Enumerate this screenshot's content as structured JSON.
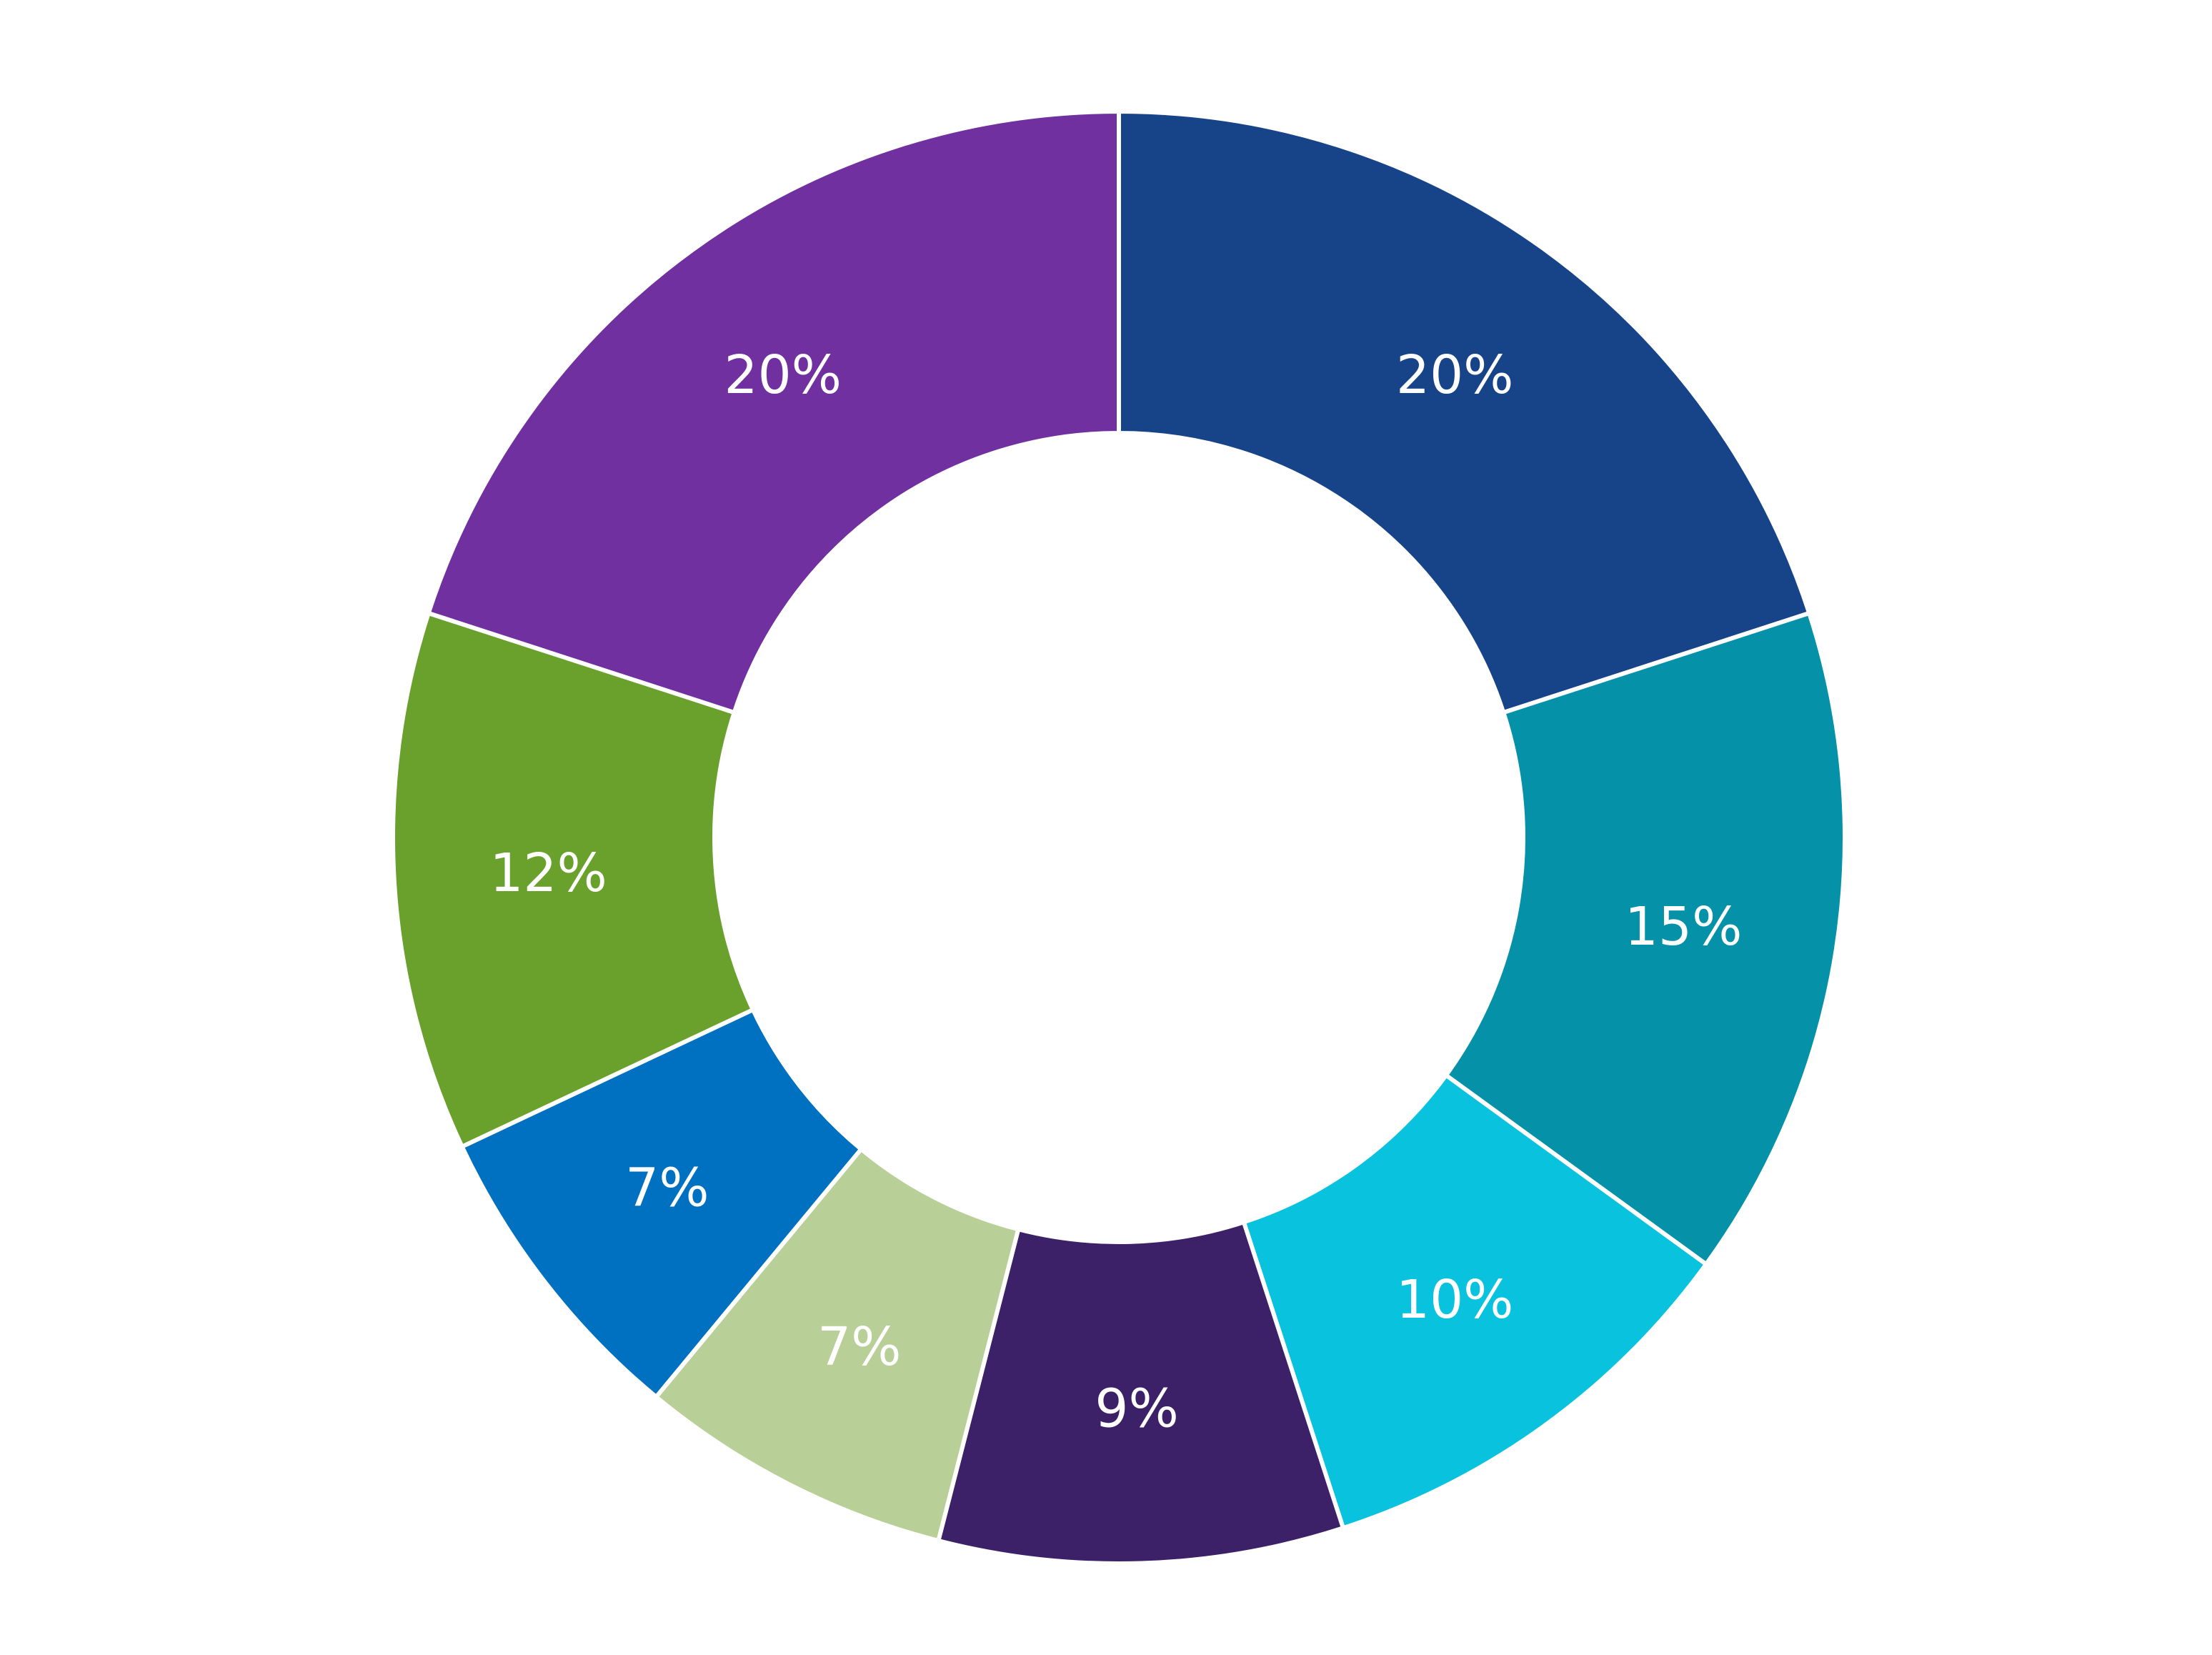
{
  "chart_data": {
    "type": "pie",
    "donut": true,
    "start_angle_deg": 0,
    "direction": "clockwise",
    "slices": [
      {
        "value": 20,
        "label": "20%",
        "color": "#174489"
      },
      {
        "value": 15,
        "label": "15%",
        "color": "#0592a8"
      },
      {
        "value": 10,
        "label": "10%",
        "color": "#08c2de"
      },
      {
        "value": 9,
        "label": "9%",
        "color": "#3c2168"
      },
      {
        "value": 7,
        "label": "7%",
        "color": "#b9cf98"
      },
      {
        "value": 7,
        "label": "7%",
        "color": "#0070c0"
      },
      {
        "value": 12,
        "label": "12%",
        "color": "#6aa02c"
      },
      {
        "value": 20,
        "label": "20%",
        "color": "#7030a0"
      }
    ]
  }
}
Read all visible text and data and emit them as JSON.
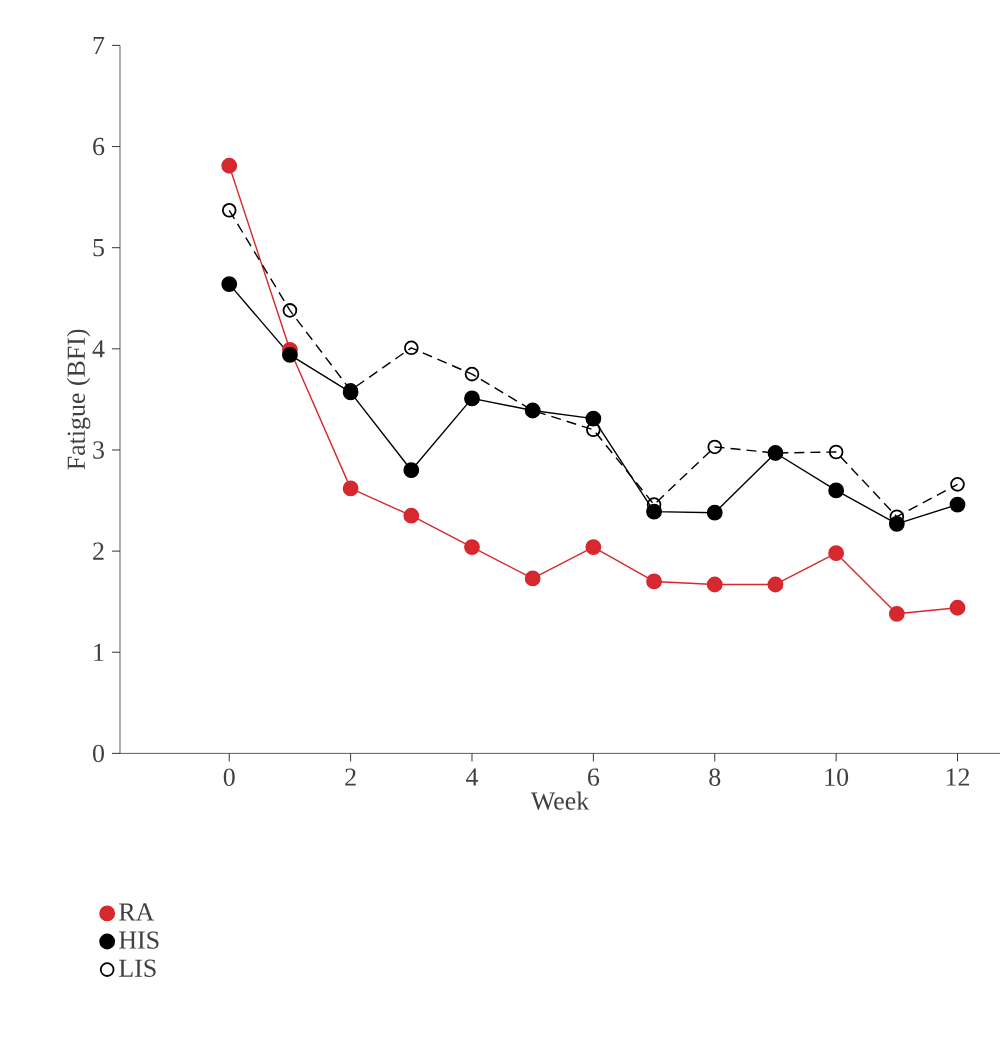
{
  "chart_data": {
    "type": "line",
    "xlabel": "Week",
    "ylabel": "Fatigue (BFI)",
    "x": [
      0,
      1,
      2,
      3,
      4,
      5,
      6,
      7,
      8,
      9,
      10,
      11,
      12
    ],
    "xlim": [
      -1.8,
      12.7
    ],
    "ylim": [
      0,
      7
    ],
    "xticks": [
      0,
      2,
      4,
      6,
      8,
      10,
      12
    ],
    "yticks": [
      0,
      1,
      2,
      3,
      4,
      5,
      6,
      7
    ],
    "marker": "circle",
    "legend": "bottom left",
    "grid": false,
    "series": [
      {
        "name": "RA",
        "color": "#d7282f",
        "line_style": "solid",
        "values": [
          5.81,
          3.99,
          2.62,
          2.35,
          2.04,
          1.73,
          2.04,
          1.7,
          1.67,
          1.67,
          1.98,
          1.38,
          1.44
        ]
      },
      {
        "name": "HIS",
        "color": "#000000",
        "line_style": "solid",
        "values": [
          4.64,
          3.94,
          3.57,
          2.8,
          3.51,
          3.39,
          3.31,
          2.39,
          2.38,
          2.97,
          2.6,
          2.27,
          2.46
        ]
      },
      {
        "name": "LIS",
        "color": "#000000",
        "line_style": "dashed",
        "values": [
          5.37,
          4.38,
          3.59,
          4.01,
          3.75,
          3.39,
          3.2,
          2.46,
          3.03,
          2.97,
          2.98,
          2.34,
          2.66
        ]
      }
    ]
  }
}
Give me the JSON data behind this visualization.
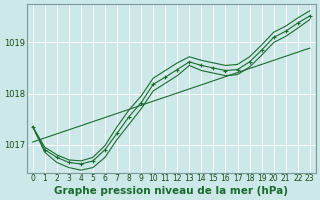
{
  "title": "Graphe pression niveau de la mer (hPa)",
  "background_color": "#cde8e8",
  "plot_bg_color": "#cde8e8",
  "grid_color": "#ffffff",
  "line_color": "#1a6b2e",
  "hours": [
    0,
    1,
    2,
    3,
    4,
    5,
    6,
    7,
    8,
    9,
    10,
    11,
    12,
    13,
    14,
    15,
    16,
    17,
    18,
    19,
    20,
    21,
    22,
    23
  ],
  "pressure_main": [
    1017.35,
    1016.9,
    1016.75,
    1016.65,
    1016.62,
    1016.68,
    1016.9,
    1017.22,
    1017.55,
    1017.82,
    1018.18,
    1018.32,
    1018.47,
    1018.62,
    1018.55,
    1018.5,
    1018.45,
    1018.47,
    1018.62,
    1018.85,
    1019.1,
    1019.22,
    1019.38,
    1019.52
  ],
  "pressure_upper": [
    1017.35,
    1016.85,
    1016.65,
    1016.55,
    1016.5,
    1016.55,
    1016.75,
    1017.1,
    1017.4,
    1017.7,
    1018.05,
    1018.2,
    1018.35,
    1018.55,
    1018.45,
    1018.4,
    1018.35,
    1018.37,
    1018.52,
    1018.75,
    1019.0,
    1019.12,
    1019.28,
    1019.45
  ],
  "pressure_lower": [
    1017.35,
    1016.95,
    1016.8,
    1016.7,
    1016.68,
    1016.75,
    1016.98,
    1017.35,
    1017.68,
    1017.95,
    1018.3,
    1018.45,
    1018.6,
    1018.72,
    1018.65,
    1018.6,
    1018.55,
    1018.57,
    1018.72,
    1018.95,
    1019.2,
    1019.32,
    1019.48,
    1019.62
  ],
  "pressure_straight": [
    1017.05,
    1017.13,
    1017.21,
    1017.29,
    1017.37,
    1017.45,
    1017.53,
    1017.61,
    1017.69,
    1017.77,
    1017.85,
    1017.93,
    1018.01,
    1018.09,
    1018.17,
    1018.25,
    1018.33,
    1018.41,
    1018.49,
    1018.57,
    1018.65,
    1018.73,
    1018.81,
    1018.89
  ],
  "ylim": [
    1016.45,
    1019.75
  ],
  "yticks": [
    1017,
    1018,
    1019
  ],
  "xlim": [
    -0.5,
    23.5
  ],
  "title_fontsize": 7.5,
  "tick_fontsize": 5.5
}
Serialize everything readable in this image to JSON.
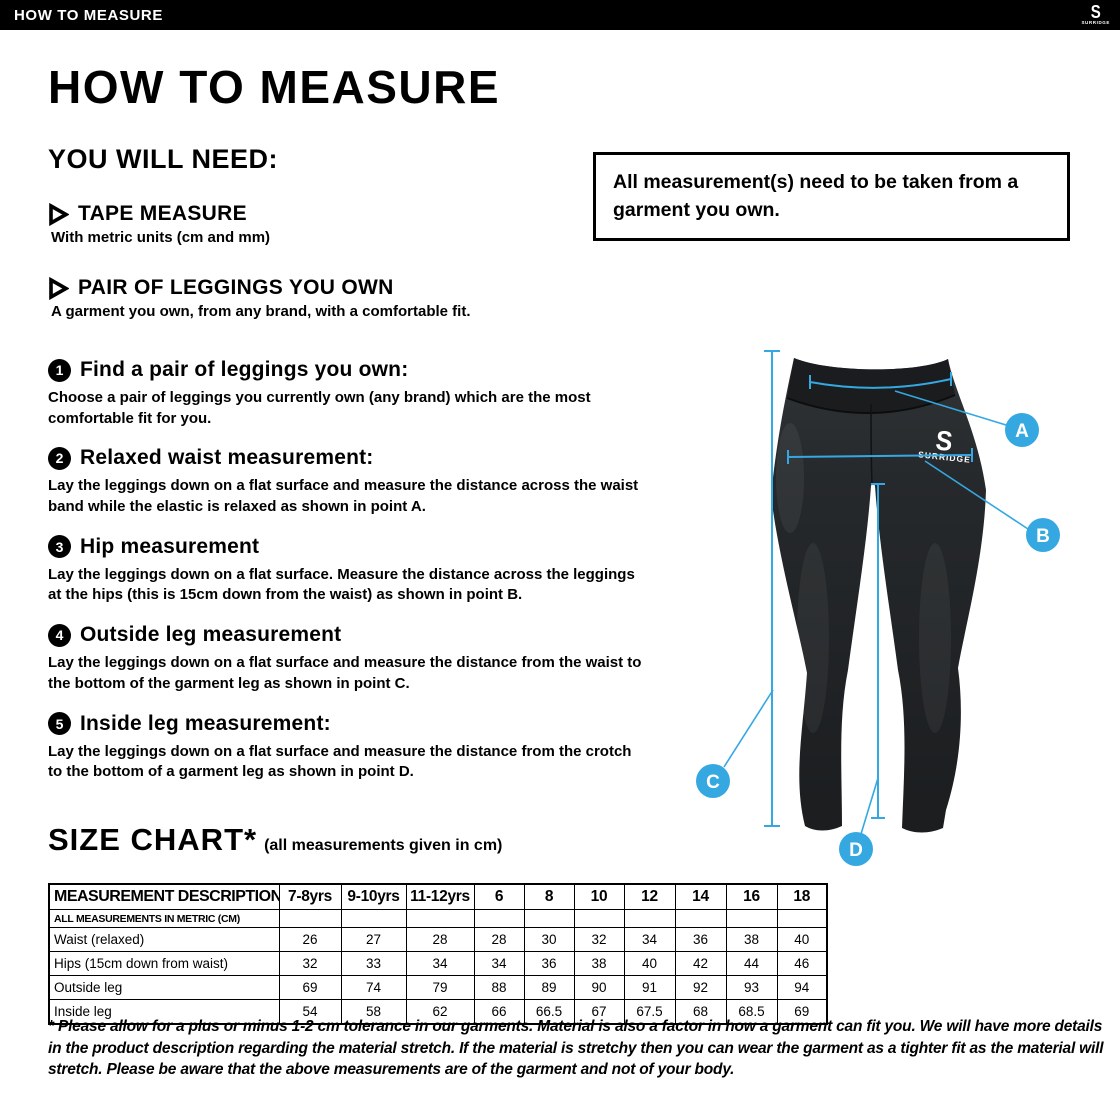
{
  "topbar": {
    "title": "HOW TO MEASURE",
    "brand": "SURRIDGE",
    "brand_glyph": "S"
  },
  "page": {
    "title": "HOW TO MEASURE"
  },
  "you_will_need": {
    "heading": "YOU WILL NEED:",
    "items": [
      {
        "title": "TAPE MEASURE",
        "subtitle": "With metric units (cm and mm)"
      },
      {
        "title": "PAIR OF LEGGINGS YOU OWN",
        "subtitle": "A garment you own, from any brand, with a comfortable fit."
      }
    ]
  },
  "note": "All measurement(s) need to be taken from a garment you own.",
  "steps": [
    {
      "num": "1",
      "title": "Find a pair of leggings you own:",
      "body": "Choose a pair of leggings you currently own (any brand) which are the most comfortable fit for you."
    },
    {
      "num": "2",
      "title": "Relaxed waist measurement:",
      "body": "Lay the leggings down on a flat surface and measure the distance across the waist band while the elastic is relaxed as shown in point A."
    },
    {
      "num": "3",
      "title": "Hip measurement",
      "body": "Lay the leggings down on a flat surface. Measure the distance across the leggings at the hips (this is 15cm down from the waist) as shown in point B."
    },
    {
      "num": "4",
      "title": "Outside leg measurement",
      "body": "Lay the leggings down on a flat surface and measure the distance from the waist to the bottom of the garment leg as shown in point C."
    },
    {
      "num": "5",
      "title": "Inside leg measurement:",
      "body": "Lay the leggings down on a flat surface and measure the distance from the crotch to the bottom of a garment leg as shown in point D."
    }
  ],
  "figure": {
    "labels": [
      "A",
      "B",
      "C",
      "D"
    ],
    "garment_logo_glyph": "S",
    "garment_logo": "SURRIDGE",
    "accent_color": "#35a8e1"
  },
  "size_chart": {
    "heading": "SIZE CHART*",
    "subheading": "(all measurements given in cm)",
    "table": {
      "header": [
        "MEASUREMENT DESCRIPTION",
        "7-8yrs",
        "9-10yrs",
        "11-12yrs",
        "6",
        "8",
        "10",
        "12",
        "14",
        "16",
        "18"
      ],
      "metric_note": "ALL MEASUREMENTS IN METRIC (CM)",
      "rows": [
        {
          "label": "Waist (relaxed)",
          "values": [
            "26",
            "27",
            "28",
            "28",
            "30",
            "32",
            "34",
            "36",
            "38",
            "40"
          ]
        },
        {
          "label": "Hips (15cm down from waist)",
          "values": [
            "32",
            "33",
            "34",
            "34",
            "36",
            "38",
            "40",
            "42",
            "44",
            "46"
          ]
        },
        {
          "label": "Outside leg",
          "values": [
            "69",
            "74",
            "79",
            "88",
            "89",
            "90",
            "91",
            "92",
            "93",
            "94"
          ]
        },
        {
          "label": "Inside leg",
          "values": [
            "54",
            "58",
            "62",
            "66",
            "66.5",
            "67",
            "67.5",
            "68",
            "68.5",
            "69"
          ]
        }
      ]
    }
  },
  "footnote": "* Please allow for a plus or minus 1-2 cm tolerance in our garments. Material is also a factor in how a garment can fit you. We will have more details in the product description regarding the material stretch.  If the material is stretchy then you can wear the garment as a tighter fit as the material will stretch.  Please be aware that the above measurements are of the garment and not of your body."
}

☆ ☆ ☆ ☆

Short task> Where does the word "JSON" appear in the listing? List each line that holds it.

The output>
Enumerate this screenshot's content as structured JSON.
Read all visible text and data and emit them as JSON.
Give me the JSON data behind this visualization.
Serialize everything readable in this image to JSON.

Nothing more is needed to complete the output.